▶ _Problem to work on_: Rewrite these entries with every "elements" swapped for "items" and everything else unchanged. Omit the pictures.

▶ _Data section_:
------------------------

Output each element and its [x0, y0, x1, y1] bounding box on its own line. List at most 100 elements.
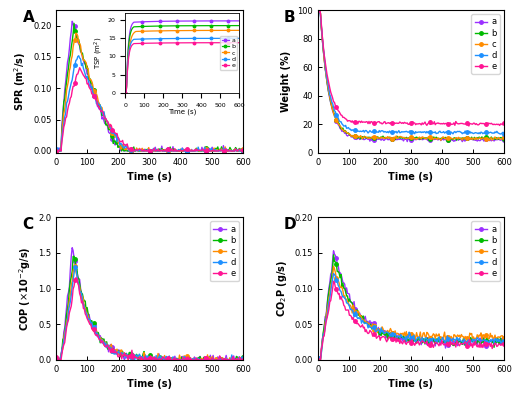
a [123, 147, 130, 152]
a [315, 358, 322, 362]
c [73, 31, 79, 36]
d [53, 358, 59, 362]
d [417, 338, 423, 343]
Line: a: a [55, 246, 245, 362]
b [394, 134, 400, 138]
d [316, 358, 323, 362]
a [53, 148, 59, 152]
a [240, 358, 246, 362]
c [314, 8, 321, 12]
e [123, 353, 130, 358]
Text: B: B [284, 10, 295, 25]
e [382, 121, 389, 126]
d [501, 132, 507, 136]
e [53, 148, 59, 153]
Line: c: c [316, 265, 506, 362]
a [133, 355, 139, 360]
a [331, 112, 337, 117]
b [54, 356, 60, 360]
b [123, 351, 130, 356]
c [240, 147, 246, 152]
b [416, 137, 422, 142]
e [415, 122, 421, 126]
X-axis label: Time (s): Time (s) [127, 380, 172, 390]
Line: e: e [55, 276, 245, 362]
Line: b: b [55, 254, 245, 362]
c [385, 328, 391, 333]
b [454, 138, 460, 142]
Line: b: b [316, 253, 506, 362]
b [72, 29, 78, 34]
d [123, 145, 130, 150]
Line: d: d [316, 272, 506, 362]
a [54, 358, 60, 362]
e [393, 121, 399, 126]
b [53, 356, 59, 361]
d [54, 356, 60, 361]
d [314, 356, 321, 360]
c [501, 335, 507, 340]
c [55, 148, 61, 153]
a [55, 147, 61, 152]
e [383, 339, 390, 344]
c [54, 148, 60, 153]
c [54, 358, 60, 362]
a [314, 8, 321, 12]
d [72, 264, 78, 269]
c [487, 331, 494, 336]
c [71, 40, 77, 44]
Text: C: C [23, 217, 34, 232]
c [123, 148, 130, 152]
d [53, 147, 59, 152]
e [122, 143, 129, 148]
a [385, 336, 391, 341]
a [69, 19, 75, 24]
Line: c: c [316, 8, 506, 142]
b [416, 337, 422, 342]
Legend: a, b, c, d, e: a, b, c, d, e [472, 14, 500, 74]
c [316, 358, 323, 362]
b [501, 137, 507, 142]
d [71, 66, 77, 70]
d [333, 277, 339, 282]
b [53, 148, 59, 152]
a [54, 148, 60, 153]
c [226, 148, 232, 153]
e [156, 357, 162, 362]
d [226, 148, 232, 153]
c [486, 138, 493, 143]
b [383, 329, 390, 334]
b [314, 8, 321, 13]
a [501, 336, 507, 340]
X-axis label: Time (s): Time (s) [389, 172, 434, 182]
a [314, 355, 321, 360]
e [73, 275, 79, 280]
c [155, 351, 161, 356]
e [226, 358, 232, 362]
a [404, 139, 410, 144]
d [486, 130, 493, 135]
Y-axis label: SPR (m$^2$/s): SPR (m$^2$/s) [12, 52, 28, 111]
a [315, 8, 322, 12]
a [225, 357, 231, 362]
e [416, 342, 422, 347]
d [240, 358, 246, 362]
e [54, 356, 60, 361]
d [54, 148, 60, 153]
X-axis label: Time (s): Time (s) [389, 380, 434, 390]
e [53, 354, 59, 359]
b [332, 115, 338, 120]
X-axis label: Time (s): Time (s) [127, 172, 172, 182]
c [133, 356, 139, 360]
d [76, 53, 82, 58]
Line: e: e [316, 280, 506, 362]
e [486, 341, 493, 346]
e [486, 121, 493, 126]
b [156, 146, 162, 151]
d [395, 334, 401, 339]
e [240, 358, 246, 362]
b [315, 8, 322, 13]
a [417, 336, 423, 341]
a [122, 354, 129, 358]
a [487, 339, 494, 344]
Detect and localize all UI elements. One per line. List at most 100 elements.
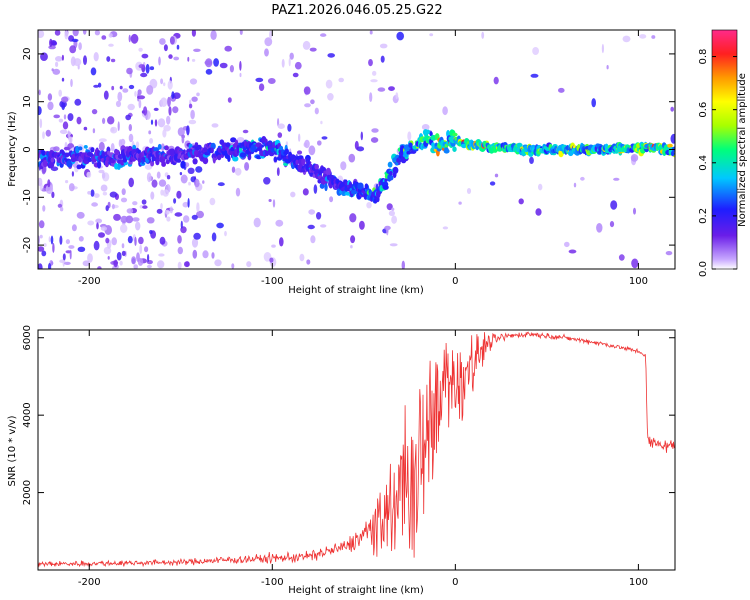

------------------------

▶ _Expected output_:
Output each element and its [x0, y0, x1, y1] bounding box on its own line. List at most 100 items.
a [123, 147, 130, 152]
a [315, 358, 322, 362]
c [73, 31, 79, 36]
d [53, 358, 59, 362]
d [417, 338, 423, 343]
Line: a: a [55, 246, 245, 362]
b [394, 134, 400, 138]
d [316, 358, 323, 362]
a [53, 148, 59, 152]
a [240, 358, 246, 362]
c [314, 8, 321, 12]
e [123, 353, 130, 358]
Text: B: B [284, 10, 295, 25]
e [382, 121, 389, 126]
d [501, 132, 507, 136]
e [53, 148, 59, 153]
Line: c: c [316, 265, 506, 362]
a [133, 355, 139, 360]
a [331, 112, 337, 117]
b [54, 356, 60, 360]
b [123, 351, 130, 356]
c [240, 147, 246, 152]
b [416, 137, 422, 142]
e [415, 122, 421, 126]
X-axis label: Time (s): Time (s) [127, 380, 172, 390]
Line: e: e [55, 276, 245, 362]
Line: b: b [55, 254, 245, 362]
c [385, 328, 391, 333]
b [454, 138, 460, 142]
Line: b: b [316, 253, 506, 362]
b [72, 29, 78, 34]
d [123, 145, 130, 150]
Line: d: d [316, 272, 506, 362]
a [54, 358, 60, 362]
e [393, 121, 399, 126]
b [53, 356, 59, 361]
d [54, 356, 60, 361]
d [314, 356, 321, 360]
c [501, 335, 507, 340]
c [55, 148, 61, 153]
a [55, 147, 61, 152]
e [383, 339, 390, 344]
c [54, 148, 60, 153]
c [54, 358, 60, 362]
a [314, 8, 321, 12]
d [72, 264, 78, 269]
c [487, 331, 494, 336]
c [71, 40, 77, 44]
Text: C: C [23, 217, 34, 232]
c [123, 148, 130, 152]
d [53, 147, 59, 152]
e [122, 143, 129, 148]
a [385, 336, 391, 341]
a [69, 19, 75, 24]
Line: c: c [316, 8, 506, 142]
b [416, 337, 422, 342]
Legend: a, b, c, d, e: a, b, c, d, e [472, 14, 500, 74]
c [316, 358, 323, 362]
b [501, 137, 507, 142]
d [71, 66, 77, 70]
d [333, 277, 339, 282]
b [53, 148, 59, 152]
a [54, 148, 60, 153]
c [226, 148, 232, 153]
e [156, 357, 162, 362]
d [226, 148, 232, 153]
c [486, 138, 493, 143]
b [383, 329, 390, 334]
b [314, 8, 321, 13]
a [501, 336, 507, 340]
X-axis label: Time (s): Time (s) [389, 172, 434, 182]
a [314, 355, 321, 360]
e [73, 275, 79, 280]
c [155, 351, 161, 356]
e [226, 358, 232, 362]
a [404, 139, 410, 144]
d [486, 130, 493, 135]
Y-axis label: SPR (m$^2$/s): SPR (m$^2$/s) [12, 52, 28, 111]
a [315, 8, 322, 12]
a [225, 357, 231, 362]
e [416, 342, 422, 347]
d [240, 358, 246, 362]
e [54, 356, 60, 361]
d [54, 148, 60, 153]
X-axis label: Time (s): Time (s) [389, 380, 434, 390]
e [53, 354, 59, 359]
b [332, 115, 338, 120]
X-axis label: Time (s): Time (s) [127, 172, 172, 182]
c [133, 356, 139, 360]
d [76, 53, 82, 58]
Line: e: e [316, 280, 506, 362]
e [486, 341, 493, 346]
e [486, 121, 493, 126]
b [156, 146, 162, 151]
d [395, 334, 401, 339]
e [240, 358, 246, 362]
b [315, 8, 322, 13]
a [417, 336, 423, 341]
a [122, 354, 129, 358]
a [487, 339, 494, 344]
Detect and localize all UI items. One per line. List at most 100 items.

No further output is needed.